## Dataset rows
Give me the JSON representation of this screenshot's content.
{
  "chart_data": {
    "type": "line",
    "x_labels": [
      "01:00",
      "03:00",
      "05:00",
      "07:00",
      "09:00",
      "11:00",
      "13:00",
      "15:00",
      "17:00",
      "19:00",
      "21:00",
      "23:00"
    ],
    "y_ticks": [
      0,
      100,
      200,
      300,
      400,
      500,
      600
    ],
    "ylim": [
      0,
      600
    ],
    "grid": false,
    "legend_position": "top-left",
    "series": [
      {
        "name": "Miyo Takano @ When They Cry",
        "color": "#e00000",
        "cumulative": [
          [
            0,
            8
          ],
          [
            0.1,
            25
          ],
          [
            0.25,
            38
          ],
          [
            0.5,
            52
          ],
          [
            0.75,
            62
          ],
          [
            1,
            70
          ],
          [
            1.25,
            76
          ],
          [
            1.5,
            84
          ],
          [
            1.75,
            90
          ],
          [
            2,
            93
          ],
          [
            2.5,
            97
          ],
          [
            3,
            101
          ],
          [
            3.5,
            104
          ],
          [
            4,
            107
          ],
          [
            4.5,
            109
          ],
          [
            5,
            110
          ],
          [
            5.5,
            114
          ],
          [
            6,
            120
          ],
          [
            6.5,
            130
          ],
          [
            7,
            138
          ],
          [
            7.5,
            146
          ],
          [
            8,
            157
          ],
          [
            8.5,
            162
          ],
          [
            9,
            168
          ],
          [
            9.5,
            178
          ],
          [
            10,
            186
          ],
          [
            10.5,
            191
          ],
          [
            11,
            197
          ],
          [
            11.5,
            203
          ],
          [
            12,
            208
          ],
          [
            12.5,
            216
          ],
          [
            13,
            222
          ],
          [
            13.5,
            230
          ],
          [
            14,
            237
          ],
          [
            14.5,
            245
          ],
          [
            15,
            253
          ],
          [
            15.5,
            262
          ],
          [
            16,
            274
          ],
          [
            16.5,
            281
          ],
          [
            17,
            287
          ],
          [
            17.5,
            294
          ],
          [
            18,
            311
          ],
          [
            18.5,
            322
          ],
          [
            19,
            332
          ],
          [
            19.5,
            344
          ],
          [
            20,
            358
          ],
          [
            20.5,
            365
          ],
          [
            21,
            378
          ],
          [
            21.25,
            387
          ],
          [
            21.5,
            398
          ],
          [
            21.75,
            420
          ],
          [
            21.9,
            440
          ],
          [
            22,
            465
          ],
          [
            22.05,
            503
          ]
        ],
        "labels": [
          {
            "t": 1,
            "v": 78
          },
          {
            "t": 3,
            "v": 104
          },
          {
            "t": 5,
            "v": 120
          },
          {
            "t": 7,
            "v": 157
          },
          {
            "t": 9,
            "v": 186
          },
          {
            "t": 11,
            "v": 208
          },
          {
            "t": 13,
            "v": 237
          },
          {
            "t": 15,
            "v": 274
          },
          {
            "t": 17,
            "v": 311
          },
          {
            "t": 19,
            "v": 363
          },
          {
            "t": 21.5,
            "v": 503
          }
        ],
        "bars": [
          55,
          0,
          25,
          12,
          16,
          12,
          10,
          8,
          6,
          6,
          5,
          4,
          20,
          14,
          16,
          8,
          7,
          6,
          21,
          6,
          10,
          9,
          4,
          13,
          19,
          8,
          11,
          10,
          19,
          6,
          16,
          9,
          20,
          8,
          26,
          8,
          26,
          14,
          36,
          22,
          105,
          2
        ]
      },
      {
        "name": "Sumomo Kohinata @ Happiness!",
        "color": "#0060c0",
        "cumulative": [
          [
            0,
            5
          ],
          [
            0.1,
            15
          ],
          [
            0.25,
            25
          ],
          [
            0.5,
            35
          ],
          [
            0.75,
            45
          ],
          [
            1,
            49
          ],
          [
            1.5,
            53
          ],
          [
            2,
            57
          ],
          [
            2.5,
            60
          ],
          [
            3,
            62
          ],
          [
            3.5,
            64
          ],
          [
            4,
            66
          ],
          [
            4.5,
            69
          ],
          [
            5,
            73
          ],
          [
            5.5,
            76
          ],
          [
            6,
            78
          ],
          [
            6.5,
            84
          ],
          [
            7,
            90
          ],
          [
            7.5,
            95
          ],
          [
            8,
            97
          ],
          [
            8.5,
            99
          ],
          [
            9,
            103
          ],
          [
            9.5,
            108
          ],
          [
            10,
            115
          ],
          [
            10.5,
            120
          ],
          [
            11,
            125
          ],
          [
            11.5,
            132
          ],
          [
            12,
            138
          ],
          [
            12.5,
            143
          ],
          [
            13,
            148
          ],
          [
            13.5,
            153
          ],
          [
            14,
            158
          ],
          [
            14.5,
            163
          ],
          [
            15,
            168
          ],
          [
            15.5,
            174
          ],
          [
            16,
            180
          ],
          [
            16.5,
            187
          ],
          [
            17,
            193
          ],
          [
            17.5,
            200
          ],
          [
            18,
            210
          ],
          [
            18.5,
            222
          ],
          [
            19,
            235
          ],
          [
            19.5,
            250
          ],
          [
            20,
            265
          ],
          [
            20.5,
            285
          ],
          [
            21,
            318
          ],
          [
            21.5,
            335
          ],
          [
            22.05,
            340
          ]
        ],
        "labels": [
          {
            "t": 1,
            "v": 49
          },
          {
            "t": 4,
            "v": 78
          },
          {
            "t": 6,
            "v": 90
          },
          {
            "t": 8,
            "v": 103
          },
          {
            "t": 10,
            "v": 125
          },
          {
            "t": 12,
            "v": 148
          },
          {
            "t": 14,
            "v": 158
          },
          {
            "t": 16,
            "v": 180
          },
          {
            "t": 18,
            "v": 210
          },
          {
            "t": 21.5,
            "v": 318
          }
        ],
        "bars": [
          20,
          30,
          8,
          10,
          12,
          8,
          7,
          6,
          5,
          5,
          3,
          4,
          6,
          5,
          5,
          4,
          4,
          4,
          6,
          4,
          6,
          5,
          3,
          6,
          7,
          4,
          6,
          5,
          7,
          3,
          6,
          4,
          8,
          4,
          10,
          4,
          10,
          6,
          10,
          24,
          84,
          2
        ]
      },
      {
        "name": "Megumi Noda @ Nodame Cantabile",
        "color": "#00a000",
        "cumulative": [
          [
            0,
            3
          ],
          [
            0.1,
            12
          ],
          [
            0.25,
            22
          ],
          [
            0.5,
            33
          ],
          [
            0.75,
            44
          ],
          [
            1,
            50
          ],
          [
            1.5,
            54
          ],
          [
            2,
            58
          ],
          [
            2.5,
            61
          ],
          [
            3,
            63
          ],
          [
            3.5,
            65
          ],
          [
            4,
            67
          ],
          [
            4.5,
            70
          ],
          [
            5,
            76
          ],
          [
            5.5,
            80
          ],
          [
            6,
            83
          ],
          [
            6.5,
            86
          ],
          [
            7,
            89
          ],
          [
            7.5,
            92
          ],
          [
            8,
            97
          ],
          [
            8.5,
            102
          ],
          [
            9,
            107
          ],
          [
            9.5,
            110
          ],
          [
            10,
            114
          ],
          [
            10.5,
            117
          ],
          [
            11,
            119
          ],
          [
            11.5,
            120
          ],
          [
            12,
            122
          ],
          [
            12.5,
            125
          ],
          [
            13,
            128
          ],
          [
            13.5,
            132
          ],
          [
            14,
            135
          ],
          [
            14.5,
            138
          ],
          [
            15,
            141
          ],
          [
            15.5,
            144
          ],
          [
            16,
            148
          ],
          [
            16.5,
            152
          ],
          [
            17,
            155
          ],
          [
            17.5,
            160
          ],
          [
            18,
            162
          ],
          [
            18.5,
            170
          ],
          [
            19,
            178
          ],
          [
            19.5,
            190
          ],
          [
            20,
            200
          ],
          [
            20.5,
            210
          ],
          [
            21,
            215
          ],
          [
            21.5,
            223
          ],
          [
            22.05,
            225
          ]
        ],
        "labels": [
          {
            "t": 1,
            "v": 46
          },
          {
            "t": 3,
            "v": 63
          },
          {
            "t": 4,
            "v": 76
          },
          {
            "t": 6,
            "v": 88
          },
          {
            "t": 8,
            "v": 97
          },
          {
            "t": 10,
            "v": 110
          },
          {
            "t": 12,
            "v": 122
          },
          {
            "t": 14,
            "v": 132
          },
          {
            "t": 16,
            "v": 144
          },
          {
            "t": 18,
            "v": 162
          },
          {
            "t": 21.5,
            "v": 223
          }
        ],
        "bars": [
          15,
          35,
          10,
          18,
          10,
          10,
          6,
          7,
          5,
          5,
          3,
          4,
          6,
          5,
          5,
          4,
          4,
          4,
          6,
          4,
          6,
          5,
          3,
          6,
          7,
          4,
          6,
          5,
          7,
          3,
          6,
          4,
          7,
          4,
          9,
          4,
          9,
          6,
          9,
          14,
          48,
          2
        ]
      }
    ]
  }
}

## Exercise details
Your answer should be only the number of lines that hold the word "color".

## Correct output
3